__Instructions for the task__.
Report the count of lines below in which the string "ROIs" occurs; include nothing else.

— begin —

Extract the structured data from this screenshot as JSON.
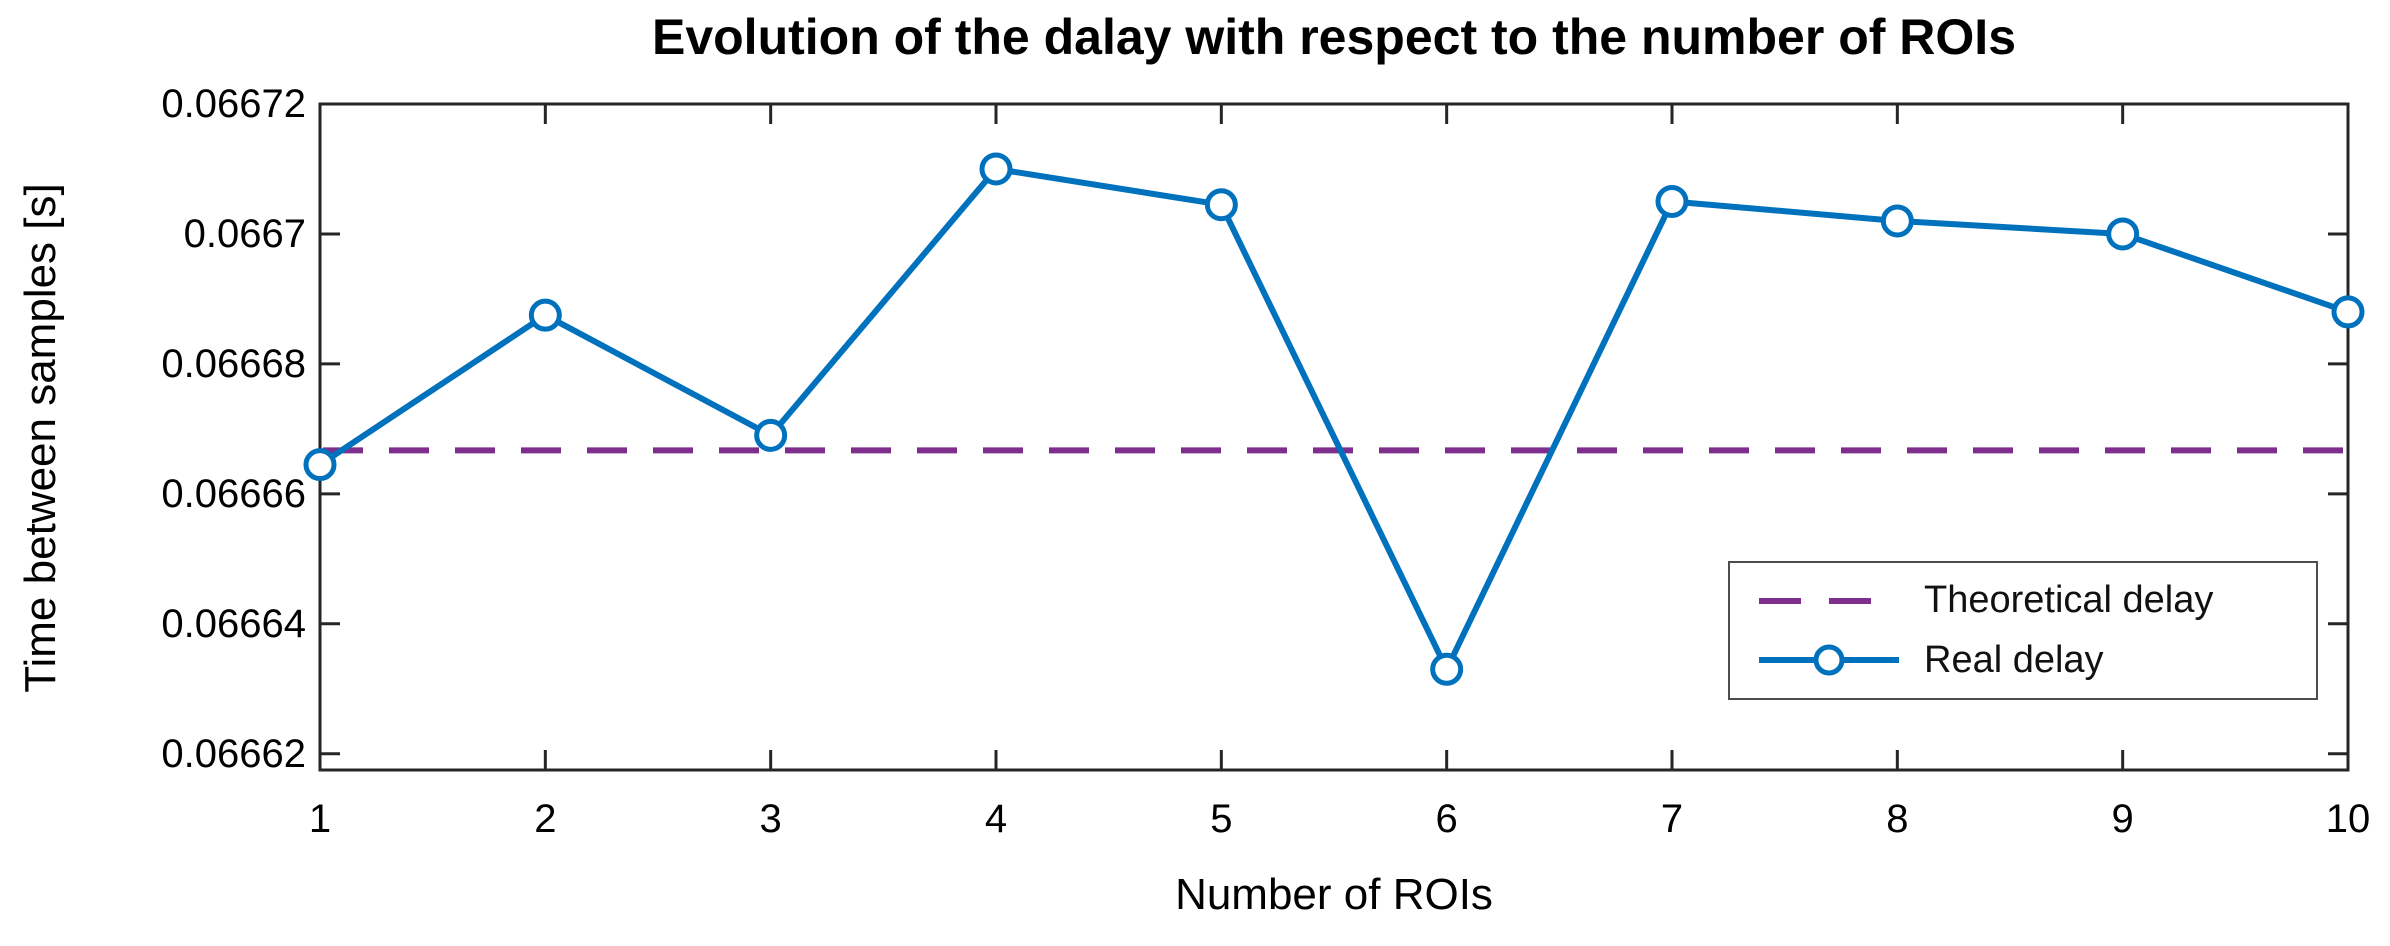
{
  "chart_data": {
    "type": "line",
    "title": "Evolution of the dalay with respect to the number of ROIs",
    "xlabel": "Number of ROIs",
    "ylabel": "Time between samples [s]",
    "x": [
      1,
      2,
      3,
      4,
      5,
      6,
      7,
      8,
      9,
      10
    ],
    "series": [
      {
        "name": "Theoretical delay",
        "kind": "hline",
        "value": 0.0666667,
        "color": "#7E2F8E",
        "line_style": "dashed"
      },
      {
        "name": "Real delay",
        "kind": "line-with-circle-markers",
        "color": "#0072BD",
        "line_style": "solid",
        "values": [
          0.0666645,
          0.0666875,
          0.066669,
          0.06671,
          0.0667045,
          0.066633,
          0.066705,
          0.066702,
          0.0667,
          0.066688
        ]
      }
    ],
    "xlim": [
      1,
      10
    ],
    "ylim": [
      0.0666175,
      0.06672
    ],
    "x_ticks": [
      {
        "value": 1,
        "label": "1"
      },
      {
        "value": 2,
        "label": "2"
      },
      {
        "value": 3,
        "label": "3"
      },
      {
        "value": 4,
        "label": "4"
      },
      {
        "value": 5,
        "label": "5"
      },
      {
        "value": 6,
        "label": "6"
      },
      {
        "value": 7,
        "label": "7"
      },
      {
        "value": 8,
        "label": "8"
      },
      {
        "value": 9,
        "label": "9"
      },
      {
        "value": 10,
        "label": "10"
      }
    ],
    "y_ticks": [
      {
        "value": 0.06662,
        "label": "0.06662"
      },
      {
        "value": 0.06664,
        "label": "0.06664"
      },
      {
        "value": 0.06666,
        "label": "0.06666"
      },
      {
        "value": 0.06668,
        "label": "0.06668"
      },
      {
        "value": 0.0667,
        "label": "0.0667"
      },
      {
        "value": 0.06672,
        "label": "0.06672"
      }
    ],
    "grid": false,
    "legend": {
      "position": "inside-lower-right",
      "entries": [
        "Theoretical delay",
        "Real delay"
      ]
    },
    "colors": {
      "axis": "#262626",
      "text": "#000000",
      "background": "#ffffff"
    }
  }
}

— end —
— begin —

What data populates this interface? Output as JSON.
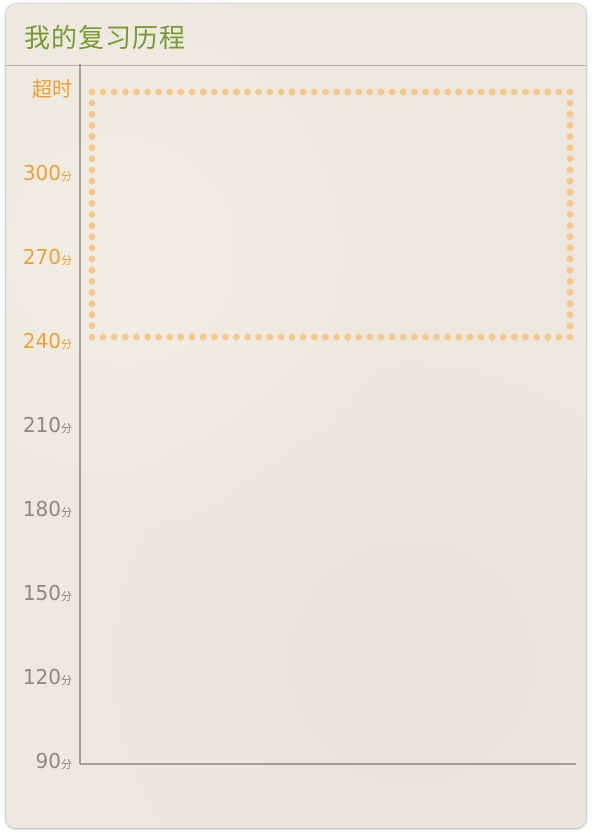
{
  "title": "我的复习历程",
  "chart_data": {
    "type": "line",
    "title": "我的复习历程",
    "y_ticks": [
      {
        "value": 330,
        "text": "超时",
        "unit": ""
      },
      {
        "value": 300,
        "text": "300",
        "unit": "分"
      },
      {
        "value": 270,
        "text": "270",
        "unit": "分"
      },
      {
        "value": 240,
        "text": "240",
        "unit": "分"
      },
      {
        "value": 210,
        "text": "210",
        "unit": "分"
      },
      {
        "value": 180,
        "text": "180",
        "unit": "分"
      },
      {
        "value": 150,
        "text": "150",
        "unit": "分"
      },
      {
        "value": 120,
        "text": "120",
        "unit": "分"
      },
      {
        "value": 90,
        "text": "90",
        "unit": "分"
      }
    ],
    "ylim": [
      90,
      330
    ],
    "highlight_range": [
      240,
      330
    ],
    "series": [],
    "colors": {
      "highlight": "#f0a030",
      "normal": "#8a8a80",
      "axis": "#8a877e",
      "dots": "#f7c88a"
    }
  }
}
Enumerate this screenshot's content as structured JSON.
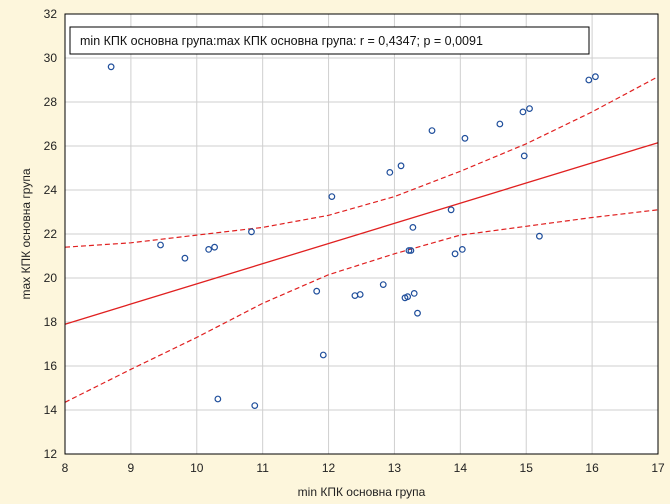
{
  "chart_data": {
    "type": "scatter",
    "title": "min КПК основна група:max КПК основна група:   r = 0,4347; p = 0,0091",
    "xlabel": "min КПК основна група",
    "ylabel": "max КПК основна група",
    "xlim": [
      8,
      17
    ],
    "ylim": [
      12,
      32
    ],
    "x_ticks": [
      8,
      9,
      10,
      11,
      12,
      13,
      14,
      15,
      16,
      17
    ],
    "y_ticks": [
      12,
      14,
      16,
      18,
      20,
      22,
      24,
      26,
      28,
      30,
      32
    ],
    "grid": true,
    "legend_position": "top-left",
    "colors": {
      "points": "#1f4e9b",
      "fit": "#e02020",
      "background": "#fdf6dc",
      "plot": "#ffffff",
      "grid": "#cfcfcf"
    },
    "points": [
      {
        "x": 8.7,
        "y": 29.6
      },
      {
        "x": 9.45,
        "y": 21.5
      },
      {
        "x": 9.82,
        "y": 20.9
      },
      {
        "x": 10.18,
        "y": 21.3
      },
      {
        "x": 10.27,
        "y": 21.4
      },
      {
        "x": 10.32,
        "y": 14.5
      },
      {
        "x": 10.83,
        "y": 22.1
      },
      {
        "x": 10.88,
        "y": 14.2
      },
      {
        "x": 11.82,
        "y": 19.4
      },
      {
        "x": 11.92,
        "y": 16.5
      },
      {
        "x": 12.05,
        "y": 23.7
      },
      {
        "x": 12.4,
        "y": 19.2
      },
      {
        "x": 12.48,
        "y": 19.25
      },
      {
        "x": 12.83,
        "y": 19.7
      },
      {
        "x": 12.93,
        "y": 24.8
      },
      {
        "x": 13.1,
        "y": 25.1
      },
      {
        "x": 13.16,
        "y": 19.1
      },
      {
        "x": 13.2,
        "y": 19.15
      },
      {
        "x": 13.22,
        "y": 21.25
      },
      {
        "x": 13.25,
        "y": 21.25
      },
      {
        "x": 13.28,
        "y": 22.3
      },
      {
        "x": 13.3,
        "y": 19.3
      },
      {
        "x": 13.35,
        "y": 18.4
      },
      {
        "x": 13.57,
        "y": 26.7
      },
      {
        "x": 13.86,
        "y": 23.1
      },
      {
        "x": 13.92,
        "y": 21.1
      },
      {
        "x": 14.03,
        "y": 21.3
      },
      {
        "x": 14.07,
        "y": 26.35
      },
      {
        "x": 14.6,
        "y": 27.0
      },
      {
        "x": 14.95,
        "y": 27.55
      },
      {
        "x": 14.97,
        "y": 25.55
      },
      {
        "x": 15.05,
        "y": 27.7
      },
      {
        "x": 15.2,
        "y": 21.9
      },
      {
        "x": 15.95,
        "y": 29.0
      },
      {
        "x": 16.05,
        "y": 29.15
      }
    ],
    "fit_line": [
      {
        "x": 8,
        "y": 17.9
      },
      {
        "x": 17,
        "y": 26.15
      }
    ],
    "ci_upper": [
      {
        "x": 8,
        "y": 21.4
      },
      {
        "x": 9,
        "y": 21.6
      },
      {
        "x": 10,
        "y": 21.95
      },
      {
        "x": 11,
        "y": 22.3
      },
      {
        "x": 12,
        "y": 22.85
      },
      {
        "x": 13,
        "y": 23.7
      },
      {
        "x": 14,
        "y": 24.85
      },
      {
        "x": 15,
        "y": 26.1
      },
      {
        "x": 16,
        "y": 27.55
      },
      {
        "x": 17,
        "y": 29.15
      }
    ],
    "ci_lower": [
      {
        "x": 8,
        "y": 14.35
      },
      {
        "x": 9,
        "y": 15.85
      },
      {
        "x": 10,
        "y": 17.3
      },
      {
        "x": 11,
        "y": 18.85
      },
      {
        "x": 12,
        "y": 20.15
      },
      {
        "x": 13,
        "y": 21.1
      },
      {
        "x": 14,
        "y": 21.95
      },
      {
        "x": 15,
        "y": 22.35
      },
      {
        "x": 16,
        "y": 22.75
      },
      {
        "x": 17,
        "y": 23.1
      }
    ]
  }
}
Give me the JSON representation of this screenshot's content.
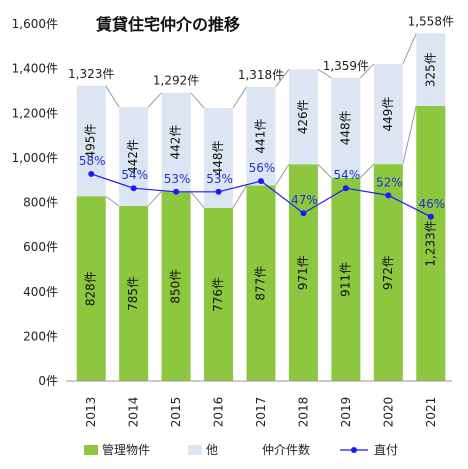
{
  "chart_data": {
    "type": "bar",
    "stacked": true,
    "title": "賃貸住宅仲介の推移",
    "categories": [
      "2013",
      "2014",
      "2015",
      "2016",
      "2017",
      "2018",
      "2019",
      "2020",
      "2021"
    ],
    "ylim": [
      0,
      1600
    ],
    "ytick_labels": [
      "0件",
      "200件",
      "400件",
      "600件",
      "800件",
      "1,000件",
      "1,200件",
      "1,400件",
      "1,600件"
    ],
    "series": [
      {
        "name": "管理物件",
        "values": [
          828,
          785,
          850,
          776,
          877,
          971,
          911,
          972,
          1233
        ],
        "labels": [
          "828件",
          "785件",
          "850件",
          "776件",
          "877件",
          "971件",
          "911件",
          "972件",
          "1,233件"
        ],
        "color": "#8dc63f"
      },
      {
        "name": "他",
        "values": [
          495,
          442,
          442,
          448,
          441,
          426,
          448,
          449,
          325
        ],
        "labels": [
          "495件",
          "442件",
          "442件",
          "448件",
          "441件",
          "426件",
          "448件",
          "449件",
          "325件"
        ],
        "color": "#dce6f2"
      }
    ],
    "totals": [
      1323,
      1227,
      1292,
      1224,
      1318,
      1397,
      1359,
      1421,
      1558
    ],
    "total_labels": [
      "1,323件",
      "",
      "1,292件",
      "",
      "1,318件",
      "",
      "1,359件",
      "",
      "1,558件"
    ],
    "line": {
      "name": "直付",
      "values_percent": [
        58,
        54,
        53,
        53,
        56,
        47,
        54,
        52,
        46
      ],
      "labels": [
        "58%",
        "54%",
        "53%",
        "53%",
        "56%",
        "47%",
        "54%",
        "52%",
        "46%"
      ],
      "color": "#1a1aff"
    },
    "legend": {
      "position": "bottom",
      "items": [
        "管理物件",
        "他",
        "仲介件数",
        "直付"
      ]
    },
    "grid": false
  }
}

— end —

__Output of the task__.
2